* **OBJECTIVE**
Write out the records word for word, with no pictures.
_ _ _ _ _
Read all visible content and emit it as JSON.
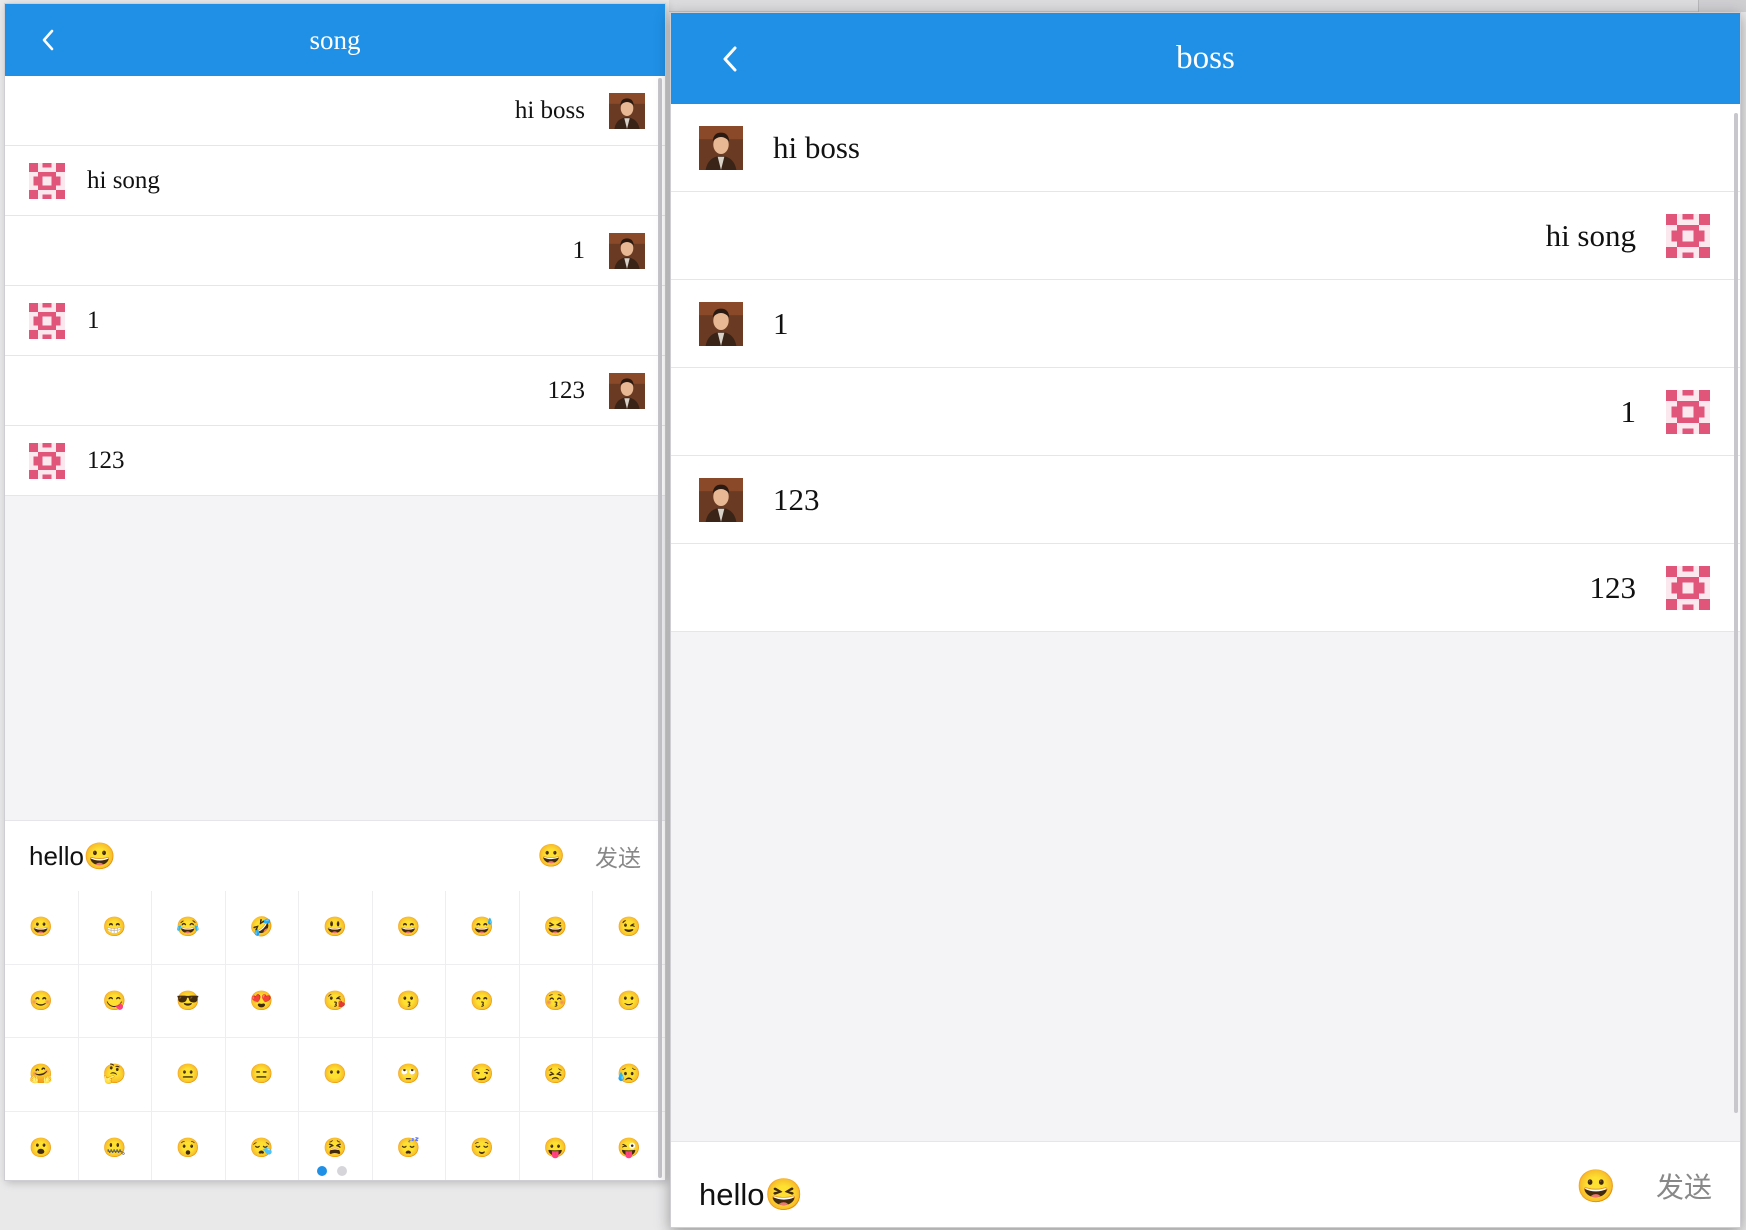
{
  "left_window": {
    "title": "song",
    "messages": [
      {
        "side": "me",
        "text": "hi boss",
        "avatar": "man-photo"
      },
      {
        "side": "other",
        "text": "hi song",
        "avatar": "pink-pattern"
      },
      {
        "side": "me",
        "text": "1",
        "avatar": "man-photo"
      },
      {
        "side": "other",
        "text": "1",
        "avatar": "pink-pattern"
      },
      {
        "side": "me",
        "text": "123",
        "avatar": "man-photo"
      },
      {
        "side": "other",
        "text": "123",
        "avatar": "pink-pattern"
      }
    ],
    "input_value": "hello😀",
    "emoji_button": "😀",
    "send_label": "发送",
    "emoji_grid": [
      "😀",
      "😁",
      "😂",
      "🤣",
      "😃",
      "😄",
      "😅",
      "😆",
      "😉",
      "😊",
      "😋",
      "😎",
      "😍",
      "😘",
      "😗",
      "😙",
      "😚",
      "🙂",
      "🤗",
      "🤔",
      "😐",
      "😑",
      "😶",
      "🙄",
      "😏",
      "😣",
      "😥",
      "😮",
      "🤐",
      "😯",
      "😪",
      "😫",
      "😴",
      "😌",
      "😛",
      "😜"
    ],
    "page_count": 2,
    "active_page": 1
  },
  "right_window": {
    "title": "boss",
    "messages": [
      {
        "side": "other",
        "text": "hi boss",
        "avatar": "man-photo"
      },
      {
        "side": "me",
        "text": "hi song",
        "avatar": "pink-pattern"
      },
      {
        "side": "other",
        "text": "1",
        "avatar": "man-photo"
      },
      {
        "side": "me",
        "text": "1",
        "avatar": "pink-pattern"
      },
      {
        "side": "other",
        "text": "123",
        "avatar": "man-photo"
      },
      {
        "side": "me",
        "text": "123",
        "avatar": "pink-pattern"
      }
    ],
    "input_value": "hello😆",
    "emoji_button": "😀",
    "send_label": "发送"
  },
  "colors": {
    "navbar": "#1f90e6",
    "background": "#f4f4f7",
    "avatar_pink": "#e2557a",
    "send_text": "#888888"
  }
}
_ _ _ _ _
* **THE RESULT**
Read all visible content and emit it as JSON.
{
  "left_window": {
    "title": "song",
    "messages": [
      {
        "side": "me",
        "text": "hi boss",
        "avatar": "man-photo"
      },
      {
        "side": "other",
        "text": "hi song",
        "avatar": "pink-pattern"
      },
      {
        "side": "me",
        "text": "1",
        "avatar": "man-photo"
      },
      {
        "side": "other",
        "text": "1",
        "avatar": "pink-pattern"
      },
      {
        "side": "me",
        "text": "123",
        "avatar": "man-photo"
      },
      {
        "side": "other",
        "text": "123",
        "avatar": "pink-pattern"
      }
    ],
    "input_value": "hello😀",
    "emoji_button": "😀",
    "send_label": "发送",
    "emoji_grid": [
      "😀",
      "😁",
      "😂",
      "🤣",
      "😃",
      "😄",
      "😅",
      "😆",
      "😉",
      "😊",
      "😋",
      "😎",
      "😍",
      "😘",
      "😗",
      "😙",
      "😚",
      "🙂",
      "🤗",
      "🤔",
      "😐",
      "😑",
      "😶",
      "🙄",
      "😏",
      "😣",
      "😥",
      "😮",
      "🤐",
      "😯",
      "😪",
      "😫",
      "😴",
      "😌",
      "😛",
      "😜"
    ],
    "page_count": 2,
    "active_page": 1
  },
  "right_window": {
    "title": "boss",
    "messages": [
      {
        "side": "other",
        "text": "hi boss",
        "avatar": "man-photo"
      },
      {
        "side": "me",
        "text": "hi song",
        "avatar": "pink-pattern"
      },
      {
        "side": "other",
        "text": "1",
        "avatar": "man-photo"
      },
      {
        "side": "me",
        "text": "1",
        "avatar": "pink-pattern"
      },
      {
        "side": "other",
        "text": "123",
        "avatar": "man-photo"
      },
      {
        "side": "me",
        "text": "123",
        "avatar": "pink-pattern"
      }
    ],
    "input_value": "hello😆",
    "emoji_button": "😀",
    "send_label": "发送"
  },
  "colors": {
    "navbar": "#1f90e6",
    "background": "#f4f4f7",
    "avatar_pink": "#e2557a",
    "send_text": "#888888"
  }
}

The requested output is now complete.